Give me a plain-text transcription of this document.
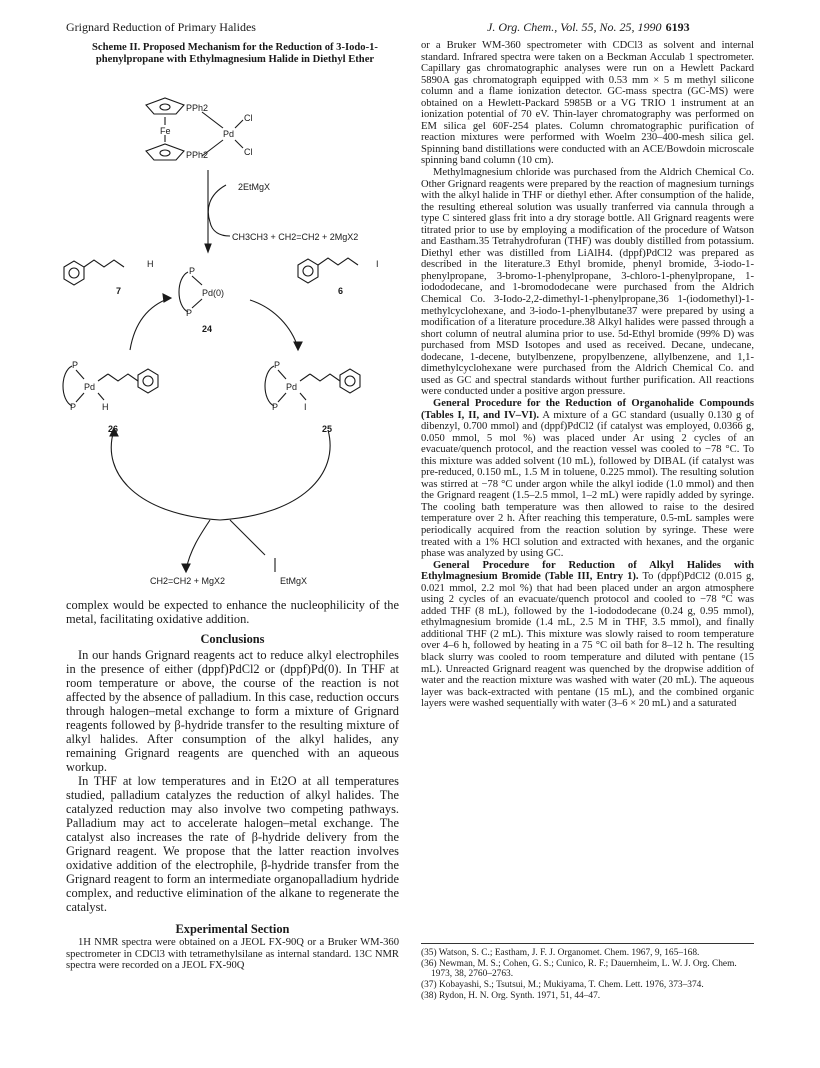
Grignard Reduction of Primary Halides	J. Org. Chem., Vol. 55, No. 25, 1990 6193
Scheme II. Proposed Mechanism for the Reduction of 3-Iodo-1-phenylpropane with Ethylmagnesium Halide in Diethyl Ether
PPh2
PPh2
Fe	Pd
Cl
Cl
2EtMgX
CH3CH3 + CH2=CH2 + 2MgX2
H
7
I
6
P
P
Pd(0)
24
P
P
Pd
H
26
P
P
Pd
I
25
CH2=CH2 + MgX2	EtMgX
complex would be expected to enhance the nucleophilicity of the metal, facilitating oxidative addition.
Conclusions
In our hands Grignard reagents act to reduce alkyl electrophiles in the presence of either (dppf)PdCl2 or (dppf)Pd(0). In THF at room temperature or above, the course of the reaction is not affected by the absence of palladium. In this case, reduction occurs through halogen–metal exchange to form a mixture of Grignard reagents followed by β-hydride transfer to the resulting mixture of alkyl halides. After consumption of the alkyl halides, any remaining Grignard reagents are quenched with an aqueous workup.
In THF at low temperatures and in Et2O at all temperatures studied, palladium catalyzes the reduction of alkyl halides. The catalyzed reduction may also involve two competing pathways. Palladium may act to accelerate halogen–metal exchange. The catalyst also increases the rate of β-hydride delivery from the Grignard reagent. We propose that the latter reaction involves oxidative addition of the electrophile, β-hydride transfer from the Grignard reagent to form an intermediate organopalladium hydride complex, and reductive elimination of the alkane to regenerate the catalyst.
Experimental Section
1H NMR spectra were obtained on a JEOL FX-90Q or a Bruker WM-360 spectrometer in CDCl3 with tetramethylsilane as internal standard. 13C NMR spectra were recorded on a JEOL FX-90Q
or a Bruker WM-360 spectrometer with CDCl3 as solvent and internal standard. Infrared spectra were taken on a Beckman Acculab 1 spectrometer. Capillary gas chromatographic analyses were run on a Hewlett Packard 5890A gas chromatograph equipped with 0.53 mm × 5 m methyl silicone column and a flame ionization detector. GC-mass spectra (GC-MS) were obtained on a Hewlett-Packard 5985B or a VG TRIO 1 instrument at an ionization potential of 70 eV. Thin-layer chromatography was performed on EM silica gel 60F-254 plates. Column chromatographic purification of reaction mixtures were performed with Woelm 230–400-mesh silica gel. Spinning band distillations were conducted with an ACE/Bowdoin microscale spinning band column (10 cm).
Methylmagnesium chloride was purchased from the Aldrich Chemical Co. Other Grignard reagents were prepared by the reaction of magnesium turnings with the alkyl halide in THF or diethyl ether. After consumption of the halide, the resulting ethereal solution was usually tranferred via cannula through a type C sintered glass frit into a dry storage bottle. All Grignard reagents were titrated prior to use by employing a modification of the procedure of Watson and Eastham.35 Tetrahydrofuran (THF) was doubly distilled from potassium. Diethyl ether was distilled from LiAlH4. (dppf)PdCl2 was prepared as described in the literature.3 Ethyl bromide, phenyl bromide, 3-iodo-1-phenylpropane, 3-bromo-1-phenylpropane, 3-chloro-1-phenylpropane, 1-iodododecane, and 1-bromododecane were purchased from the Aldrich Chemical Co. 3-Iodo-2,2-dimethyl-1-phenylpropane,36 1-(iodomethyl)-1-methylcyclohexane, and 3-iodo-1-phenylbutane37 were prepared by using a modification of a literature procedure.38 Alkyl halides were passed through a short column of neutral alumina prior to use. 5d-Ethyl bromide (99% D) was purchased from MSD Isotopes and used as received. Decane, undecane, dodecane, 1-decene, butylbenzene, propylbenzene, allylbenzene, and 1,1-dimethylcyclohexane were purchased from the Aldrich Chemical Co. and used as GC and spectral standards without further purification. All reactions were conducted under a positive argon pressure.
General Procedure for the Reduction of Organohalide Compounds (Tables I, II, and IV–VI). A mixture of a GC standard (usually 0.130 g of dibenzyl, 0.700 mmol) and (dppf)PdCl2 (if catalyst was employed, 0.0366 g, 0.050 mmol, 5 mol %) was placed under Ar using 2 cycles of an evacuate/quench protocol, and the reaction vessel was cooled to −78 °C. To this mixture was added solvent (10 mL), followed by DIBAL (if catalyst was pre-reduced, 0.150 mL, 1.5 M in toluene, 0.225 mmol). The resulting solution was stirred at −78 °C under argon while the alkyl iodide (1.0 mmol) and then the Grignard reagent (1.5–2.5 mmol, 1–2 mL) were rapidly added by syringe. The cooling bath temperature was then allowed to raise to the desired temperature over 2 h. After reaching this temperature, 0.5-mL samples were periodically acquired from the reaction solution by syringe. These were treated with a 1% HCl solution and extracted with hexanes, and the organic phase was analyzed by using GC.
General Procedure for Reduction of Alkyl Halides with Ethylmagnesium Bromide (Table III, Entry 1). To (dppf)PdCl2 (0.015 g, 0.021 mmol, 2.2 mol %) that had been placed under an argon atmosphere using 2 cycles of an evacuate/quench protocol and cooled to −78 °C was added THF (8 mL), followed by the 1-iodododecane (0.24 g, 0.95 mmol), ethylmagnesium bromide (1.4 mL, 2.5 M in THF, 3.5 mmol), and finally additional THF (2 mL). This mixture was slowly raised to room temperature over 4–6 h, followed by heating in a 75 °C oil bath for 8–12 h. The resulting black slurry was cooled to room temperature and diluted with pentane (15 mL). Unreacted Grignard reagent was quenched by the dropwise addition of water and the reaction mixture was washed with water (20 mL). The aqueous layer was back-extracted with pentane (15 mL), and the combined organic layers were washed sequentially with water (3–6 × 20 mL) and a saturated
(35) Watson, S. C.; Eastham, J. F. J. Organomet. Chem. 1967, 9, 165–168.
(36) Newman, M. S.; Cohen, G. S.; Cunico, R. F.; Dauernheim, L. W. J. Org. Chem. 1973, 38, 2760–2763.
(37) Kobayashi, S.; Tsutsui, M.; Mukiyama, T. Chem. Lett. 1976, 373–374.
(38) Rydon, H. N. Org. Synth. 1971, 51, 44–47.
● ● ● ● ●
*Description of the task*
Without the pictures, restate each entry exactly.

*Result below*
Give me a plain-text transcription of this document.
Grignard Reduction of Primary Halides	J. Org. Chem., Vol. 55, No. 25, 1990 6193
Scheme II. Proposed Mechanism for the Reduction of 3-Iodo-1-phenylpropane with Ethylmagnesium Halide in Diethyl Ether
PPh2
PPh2
Fe	Pd
Cl
Cl
2EtMgX
CH3CH3 + CH2=CH2 + 2MgX2
H
7
I
6
P
P
Pd(0)
24
P
P
Pd
H
26
P
P
Pd
I
25
CH2=CH2 + MgX2	EtMgX
complex would be expected to enhance the nucleophilicity of the metal, facilitating oxidative addition.
Conclusions
In our hands Grignard reagents act to reduce alkyl electrophiles in the presence of either (dppf)PdCl2 or (dppf)Pd(0). In THF at room temperature or above, the course of the reaction is not affected by the absence of palladium. In this case, reduction occurs through halogen–metal exchange to form a mixture of Grignard reagents followed by β-hydride transfer to the resulting mixture of alkyl halides. After consumption of the alkyl halides, any remaining Grignard reagents are quenched with an aqueous workup.
In THF at low temperatures and in Et2O at all temperatures studied, palladium catalyzes the reduction of alkyl halides. The catalyzed reduction may also involve two competing pathways. Palladium may act to accelerate halogen–metal exchange. The catalyst also increases the rate of β-hydride delivery from the Grignard reagent. We propose that the latter reaction involves oxidative addition of the electrophile, β-hydride transfer from the Grignard reagent to form an intermediate organopalladium hydride complex, and reductive elimination of the alkane to regenerate the catalyst.
Experimental Section
1H NMR spectra were obtained on a JEOL FX-90Q or a Bruker WM-360 spectrometer in CDCl3 with tetramethylsilane as internal standard. 13C NMR spectra were recorded on a JEOL FX-90Q
or a Bruker WM-360 spectrometer with CDCl3 as solvent and internal standard. Infrared spectra were taken on a Beckman Acculab 1 spectrometer. Capillary gas chromatographic analyses were run on a Hewlett Packard 5890A gas chromatograph equipped with 0.53 mm × 5 m methyl silicone column and a flame ionization detector. GC-mass spectra (GC-MS) were obtained on a Hewlett-Packard 5985B or a VG TRIO 1 instrument at an ionization potential of 70 eV. Thin-layer chromatography was performed on EM silica gel 60F-254 plates. Column chromatographic purification of reaction mixtures were performed with Woelm 230–400-mesh silica gel. Spinning band distillations were conducted with an ACE/Bowdoin microscale spinning band column (10 cm).
Methylmagnesium chloride was purchased from the Aldrich Chemical Co. Other Grignard reagents were prepared by the reaction of magnesium turnings with the alkyl halide in THF or diethyl ether. After consumption of the halide, the resulting ethereal solution was usually tranferred via cannula through a type C sintered glass frit into a dry storage bottle. All Grignard reagents were titrated prior to use by employing a modification of the procedure of Watson and Eastham.35 Tetrahydrofuran (THF) was doubly distilled from potassium. Diethyl ether was distilled from LiAlH4. (dppf)PdCl2 was prepared as described in the literature.3 Ethyl bromide, phenyl bromide, 3-iodo-1-phenylpropane, 3-bromo-1-phenylpropane, 3-chloro-1-phenylpropane, 1-iodododecane, and 1-bromododecane were purchased from the Aldrich Chemical Co. 3-Iodo-2,2-dimethyl-1-phenylpropane,36 1-(iodomethyl)-1-methylcyclohexane, and 3-iodo-1-phenylbutane37 were prepared by using a modification of a literature procedure.38 Alkyl halides were passed through a short column of neutral alumina prior to use. 5d-Ethyl bromide (99% D) was purchased from MSD Isotopes and used as received. Decane, undecane, dodecane, 1-decene, butylbenzene, propylbenzene, allylbenzene, and 1,1-dimethylcyclohexane were purchased from the Aldrich Chemical Co. and used as GC and spectral standards without further purification. All reactions were conducted under a positive argon pressure.
General Procedure for the Reduction of Organohalide Compounds (Tables I, II, and IV–VI). A mixture of a GC standard (usually 0.130 g of dibenzyl, 0.700 mmol) and (dppf)PdCl2 (if catalyst was employed, 0.0366 g, 0.050 mmol, 5 mol %) was placed under Ar using 2 cycles of an evacuate/quench protocol, and the reaction vessel was cooled to −78 °C. To this mixture was added solvent (10 mL), followed by DIBAL (if catalyst was pre-reduced, 0.150 mL, 1.5 M in toluene, 0.225 mmol). The resulting solution was stirred at −78 °C under argon while the alkyl iodide (1.0 mmol) and then the Grignard reagent (1.5–2.5 mmol, 1–2 mL) were rapidly added by syringe. The cooling bath temperature was then allowed to raise to the desired temperature over 2 h. After reaching this temperature, 0.5-mL samples were periodically acquired from the reaction solution by syringe. These were treated with a 1% HCl solution and extracted with hexanes, and the organic phase was analyzed by using GC.
General Procedure for Reduction of Alkyl Halides with Ethylmagnesium Bromide (Table III, Entry 1). To (dppf)PdCl2 (0.015 g, 0.021 mmol, 2.2 mol %) that had been placed under an argon atmosphere using 2 cycles of an evacuate/quench protocol and cooled to −78 °C was added THF (8 mL), followed by the 1-iodododecane (0.24 g, 0.95 mmol), ethylmagnesium bromide (1.4 mL, 2.5 M in THF, 3.5 mmol), and finally additional THF (2 mL). This mixture was slowly raised to room temperature over 4–6 h, followed by heating in a 75 °C oil bath for 8–12 h. The resulting black slurry was cooled to room temperature and diluted with pentane (15 mL). Unreacted Grignard reagent was quenched by the dropwise addition of water and the reaction mixture was washed with water (20 mL). The aqueous layer was back-extracted with pentane (15 mL), and the combined organic layers were washed sequentially with water (3–6 × 20 mL) and a saturated
(35) Watson, S. C.; Eastham, J. F. J. Organomet. Chem. 1967, 9, 165–168.
(36) Newman, M. S.; Cohen, G. S.; Cunico, R. F.; Dauernheim, L. W. J. Org. Chem. 1973, 38, 2760–2763.
(37) Kobayashi, S.; Tsutsui, M.; Mukiyama, T. Chem. Lett. 1976, 373–374.
(38) Rydon, H. N. Org. Synth. 1971, 51, 44–47.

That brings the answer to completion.